____ Selected text

“Every culture surrounds death with specific rituals to assist the dying and the bereaved through this final life transition.”
—Kagawa-Singer, 1998
Traditionally, it is believed that discussing death will “unlock the gate of the evil spirits,” causing the person to die prematurely (Gerdner, Xiong, & Yang, 2006), or that speaking the words can cause death because words have power, or that telling the truth directly will cause poob siab or soul loss (Bliatout 1993; Culhane-Pera and Xiong 2007). Hence, talking about death directly can be considered a taboo, while talking about death indirectly is culturally acceptable. It is imperative that nurses find respectful and appropriate ways to tell an elderly person that they have a terminal illness.
Recommended Steps to Avoid Pitfalls
We recommend that you use the following generalities, while asking patients and their family members about their preferences, in order to avoid pitfalls.
- Talking about the possibility of a terminal diagnosis
When you are contemplating that a diagnostic test may result in a terminal diagnosis, you could say:
“I am not sure what this test will show. I am concerned that it could be a serious illness. If it is not serious, we will all be happy for you. But if it is serious, who do you want me to talk with? We could have a family conference; which family members would you want to be present? If we had to discuss invasive options, who do you want to make those decisions?”

________

_Work to be completed_. Retype the stretch of the text on talking about death from "Recommended Steps to" through "to avoid pitfalls.".

____ Records shown

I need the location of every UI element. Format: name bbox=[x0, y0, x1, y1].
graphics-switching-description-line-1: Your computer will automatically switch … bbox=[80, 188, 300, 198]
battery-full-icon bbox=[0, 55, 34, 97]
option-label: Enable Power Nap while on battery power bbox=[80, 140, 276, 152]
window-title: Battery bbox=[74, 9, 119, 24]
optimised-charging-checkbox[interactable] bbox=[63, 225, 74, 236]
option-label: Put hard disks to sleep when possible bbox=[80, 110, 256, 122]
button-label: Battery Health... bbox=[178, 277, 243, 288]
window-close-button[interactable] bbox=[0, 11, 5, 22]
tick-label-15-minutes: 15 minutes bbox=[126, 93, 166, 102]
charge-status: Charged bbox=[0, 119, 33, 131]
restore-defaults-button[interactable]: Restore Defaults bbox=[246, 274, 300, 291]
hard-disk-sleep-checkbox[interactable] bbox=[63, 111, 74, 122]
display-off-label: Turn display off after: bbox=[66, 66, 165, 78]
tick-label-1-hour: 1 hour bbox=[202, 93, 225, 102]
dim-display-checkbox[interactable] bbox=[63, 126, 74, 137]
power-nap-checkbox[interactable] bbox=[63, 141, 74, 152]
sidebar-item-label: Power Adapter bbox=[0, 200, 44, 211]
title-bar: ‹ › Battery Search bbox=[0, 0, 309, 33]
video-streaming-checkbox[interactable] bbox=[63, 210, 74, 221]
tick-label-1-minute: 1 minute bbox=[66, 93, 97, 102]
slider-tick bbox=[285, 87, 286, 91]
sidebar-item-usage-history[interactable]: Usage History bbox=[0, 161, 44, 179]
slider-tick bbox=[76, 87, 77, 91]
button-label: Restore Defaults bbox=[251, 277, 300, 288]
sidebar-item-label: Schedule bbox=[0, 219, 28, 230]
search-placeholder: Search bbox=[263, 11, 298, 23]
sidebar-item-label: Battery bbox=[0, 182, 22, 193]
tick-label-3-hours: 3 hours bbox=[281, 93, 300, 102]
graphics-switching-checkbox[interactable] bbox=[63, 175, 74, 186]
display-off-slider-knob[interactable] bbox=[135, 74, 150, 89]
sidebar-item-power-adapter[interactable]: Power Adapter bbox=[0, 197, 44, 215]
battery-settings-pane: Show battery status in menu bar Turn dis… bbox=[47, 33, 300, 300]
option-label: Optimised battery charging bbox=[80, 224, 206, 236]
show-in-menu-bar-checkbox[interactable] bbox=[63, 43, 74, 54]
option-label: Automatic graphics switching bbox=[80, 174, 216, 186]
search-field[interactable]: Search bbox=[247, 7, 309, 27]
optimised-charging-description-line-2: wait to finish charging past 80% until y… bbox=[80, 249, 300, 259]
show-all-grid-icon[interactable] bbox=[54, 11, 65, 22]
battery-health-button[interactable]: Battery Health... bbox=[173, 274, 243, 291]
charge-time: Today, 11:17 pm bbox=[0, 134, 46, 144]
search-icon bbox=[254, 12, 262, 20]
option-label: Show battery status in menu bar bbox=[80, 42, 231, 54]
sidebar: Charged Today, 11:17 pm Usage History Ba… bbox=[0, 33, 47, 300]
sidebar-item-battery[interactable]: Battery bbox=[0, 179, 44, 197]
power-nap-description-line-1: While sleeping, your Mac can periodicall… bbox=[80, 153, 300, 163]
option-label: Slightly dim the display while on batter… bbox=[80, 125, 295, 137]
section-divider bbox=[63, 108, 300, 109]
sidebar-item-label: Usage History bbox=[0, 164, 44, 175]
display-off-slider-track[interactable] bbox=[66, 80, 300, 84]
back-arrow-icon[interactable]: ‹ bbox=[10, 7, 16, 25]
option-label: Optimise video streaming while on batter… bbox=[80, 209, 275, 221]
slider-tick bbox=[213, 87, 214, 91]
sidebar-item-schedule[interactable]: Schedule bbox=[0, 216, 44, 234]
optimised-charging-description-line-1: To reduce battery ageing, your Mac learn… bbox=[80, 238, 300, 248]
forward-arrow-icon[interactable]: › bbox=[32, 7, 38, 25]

________

_Solution_.
Recommended Steps to Avoid Pitfalls
We recommend that you use the following generalities, while asking patients and their family members about their preferences, in order to avoid pitfalls.